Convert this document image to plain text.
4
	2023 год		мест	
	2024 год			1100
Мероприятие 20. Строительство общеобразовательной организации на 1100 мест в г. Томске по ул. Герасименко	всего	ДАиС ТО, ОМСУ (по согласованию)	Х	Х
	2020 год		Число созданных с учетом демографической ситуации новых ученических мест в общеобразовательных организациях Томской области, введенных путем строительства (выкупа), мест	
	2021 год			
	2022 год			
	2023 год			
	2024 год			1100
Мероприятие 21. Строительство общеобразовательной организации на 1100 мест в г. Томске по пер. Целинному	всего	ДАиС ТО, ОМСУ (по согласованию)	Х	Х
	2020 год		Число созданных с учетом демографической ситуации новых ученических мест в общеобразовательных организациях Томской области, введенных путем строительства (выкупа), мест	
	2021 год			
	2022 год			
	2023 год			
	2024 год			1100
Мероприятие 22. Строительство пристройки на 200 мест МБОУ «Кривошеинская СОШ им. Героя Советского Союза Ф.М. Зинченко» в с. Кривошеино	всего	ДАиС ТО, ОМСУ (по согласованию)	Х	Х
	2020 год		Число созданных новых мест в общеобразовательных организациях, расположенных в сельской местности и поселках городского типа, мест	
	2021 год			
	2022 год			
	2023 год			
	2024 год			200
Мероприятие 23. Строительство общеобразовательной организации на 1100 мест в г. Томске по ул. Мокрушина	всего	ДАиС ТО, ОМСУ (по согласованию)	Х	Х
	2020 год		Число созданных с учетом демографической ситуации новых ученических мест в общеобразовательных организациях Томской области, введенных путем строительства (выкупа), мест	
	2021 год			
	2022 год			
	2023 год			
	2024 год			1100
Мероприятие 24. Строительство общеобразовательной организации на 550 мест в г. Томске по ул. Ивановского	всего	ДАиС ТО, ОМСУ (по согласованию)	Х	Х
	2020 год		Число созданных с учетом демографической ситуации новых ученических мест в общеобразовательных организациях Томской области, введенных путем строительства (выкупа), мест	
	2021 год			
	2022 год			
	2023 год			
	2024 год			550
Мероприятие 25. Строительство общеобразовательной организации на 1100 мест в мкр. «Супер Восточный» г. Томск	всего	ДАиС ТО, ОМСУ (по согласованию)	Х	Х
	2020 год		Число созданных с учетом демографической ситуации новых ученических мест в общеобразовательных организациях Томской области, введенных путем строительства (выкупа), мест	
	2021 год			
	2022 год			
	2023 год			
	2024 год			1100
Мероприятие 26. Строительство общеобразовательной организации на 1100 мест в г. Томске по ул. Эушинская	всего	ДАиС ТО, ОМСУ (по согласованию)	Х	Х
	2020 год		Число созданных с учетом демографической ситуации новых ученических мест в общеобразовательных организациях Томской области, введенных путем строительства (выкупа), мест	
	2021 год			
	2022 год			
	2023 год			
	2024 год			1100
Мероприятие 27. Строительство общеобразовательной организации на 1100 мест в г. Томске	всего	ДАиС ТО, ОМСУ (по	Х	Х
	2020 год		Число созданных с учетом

» Task requirements
Copy out the full listing exactly.

» Result below
Convert this document image to plain text.
4
	2023 год		мест	
	2024 год			1100
Мероприятие 20. Строительство общеобразовательной организации на 1100 мест в г. Томске по ул. Герасименко	всего	ДАиС ТО, ОМСУ (по согласованию)	Х	Х
	2020 год		Число созданных с учетом демографической ситуации новых ученических мест в общеобразовательных организациях Томской области, введенных путем строительства (выкупа), мест	
	2021 год			
	2022 год			
	2023 год			
	2024 год			1100
Мероприятие 21. Строительство общеобразовательной организации на 1100 мест в г. Томске по пер. Целинному	всего	ДАиС ТО, ОМСУ (по согласованию)	Х	Х
	2020 год		Число созданных с учетом демографической ситуации новых ученических мест в общеобразовательных организациях Томской области, введенных путем строительства (выкупа), мест	
	2021 год			
	2022 год			
	2023 год			
	2024 год			1100
Мероприятие 22. Строительство пристройки на 200 мест МБОУ «Кривошеинская СОШ им. Героя Советского Союза Ф.М. Зинченко» в с. Кривошеино	всего	ДАиС ТО, ОМСУ (по согласованию)	Х	Х
	2020 год		Число созданных новых мест в общеобразовательных организациях, расположенных в сельской местности и поселках городского типа, мест	
	2021 год			
	2022 год			
	2023 год			
	2024 год			200
Мероприятие 23. Строительство общеобразовательной организации на 1100 мест в г. Томске по ул. Мокрушина	всего	ДАиС ТО, ОМСУ (по согласованию)	Х	Х
	2020 год		Число созданных с учетом демографической ситуации новых ученических мест в общеобразовательных организациях Томской области, введенных путем строительства (выкупа), мест	
	2021 год			
	2022 год			
	2023 год			
	2024 год			1100
Мероприятие 24. Строительство общеобразовательной организации на 550 мест в г. Томске по ул. Ивановского	всего	ДАиС ТО, ОМСУ (по согласованию)	Х	Х
	2020 год		Число созданных с учетом демографической ситуации новых ученических мест в общеобразовательных организациях Томской области, введенных путем строительства (выкупа), мест	
	2021 год			
	2022 год			
	2023 год			
	2024 год			550
Мероприятие 25. Строительство общеобразовательной организации на 1100 мест в мкр. «Супер Восточный» г. Томск	всего	ДАиС ТО, ОМСУ (по согласованию)	Х	Х
	2020 год		Число созданных с учетом демографической ситуации новых ученических мест в общеобразовательных организациях Томской области, введенных путем строительства (выкупа), мест	
	2021 год			
	2022 год			
	2023 год			
	2024 год			1100
Мероприятие 26. Строительство общеобразовательной организации на 1100 мест в г. Томске по ул. Эушинская	всего	ДАиС ТО, ОМСУ (по согласованию)	Х	Х
	2020 год		Число созданных с учетом демографической ситуации новых ученических мест в общеобразовательных организациях Томской области, введенных путем строительства (выкупа), мест	
	2021 год			
	2022 год			
	2023 год			
	2024 год			1100
Мероприятие 27. Строительство общеобразовательной организации на 1100 мест в г. Томске	всего	ДАиС ТО, ОМСУ (по	Х	Х
	2020 год		Число созданных с учетом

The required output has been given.